### Listed records
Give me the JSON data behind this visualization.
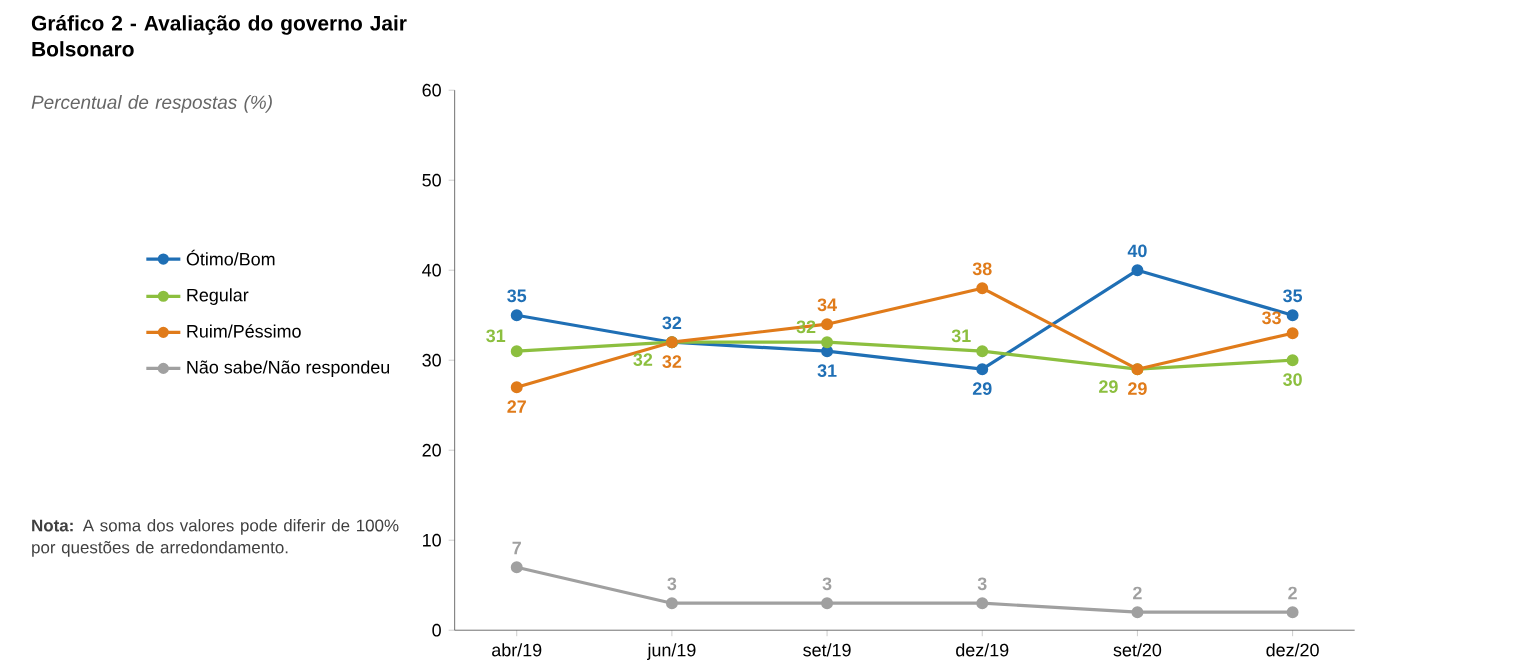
{
  "chart_data": {
    "type": "line",
    "title": "Gráfico 2 - Avaliação do governo Jair Bolsonaro",
    "subtitle": "Percentual de respostas (%)",
    "categories": [
      "abr/19",
      "jun/19",
      "set/19",
      "dez/19",
      "set/20",
      "dez/20"
    ],
    "series": [
      {
        "name": "Ótimo/Bom",
        "color": "#1f6fb5",
        "values": [
          35,
          32,
          31,
          29,
          40,
          35
        ]
      },
      {
        "name": "Regular",
        "color": "#8cbf3f",
        "values": [
          31,
          32,
          32,
          31,
          29,
          30
        ]
      },
      {
        "name": "Ruim/Péssimo",
        "color": "#e07b1a",
        "values": [
          27,
          32,
          34,
          38,
          29,
          33
        ]
      },
      {
        "name": "Não sabe/Não respondeu",
        "color": "#a0a0a0",
        "values": [
          7,
          3,
          3,
          3,
          2,
          2
        ]
      }
    ],
    "ylim": [
      0,
      60
    ],
    "yticks": [
      0,
      10,
      20,
      30,
      40,
      50,
      60
    ],
    "grid": false,
    "legend": "left",
    "marker": "circle",
    "line_style": "solid",
    "data_labels": true,
    "annotations": [
      "**Nota:** A soma dos valores pode diferir de 100% por questões de arredondamento."
    ]
  }
}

### Direction
Report how many lines in the listing include the word "color". Give nothing but the count.

### Output below
4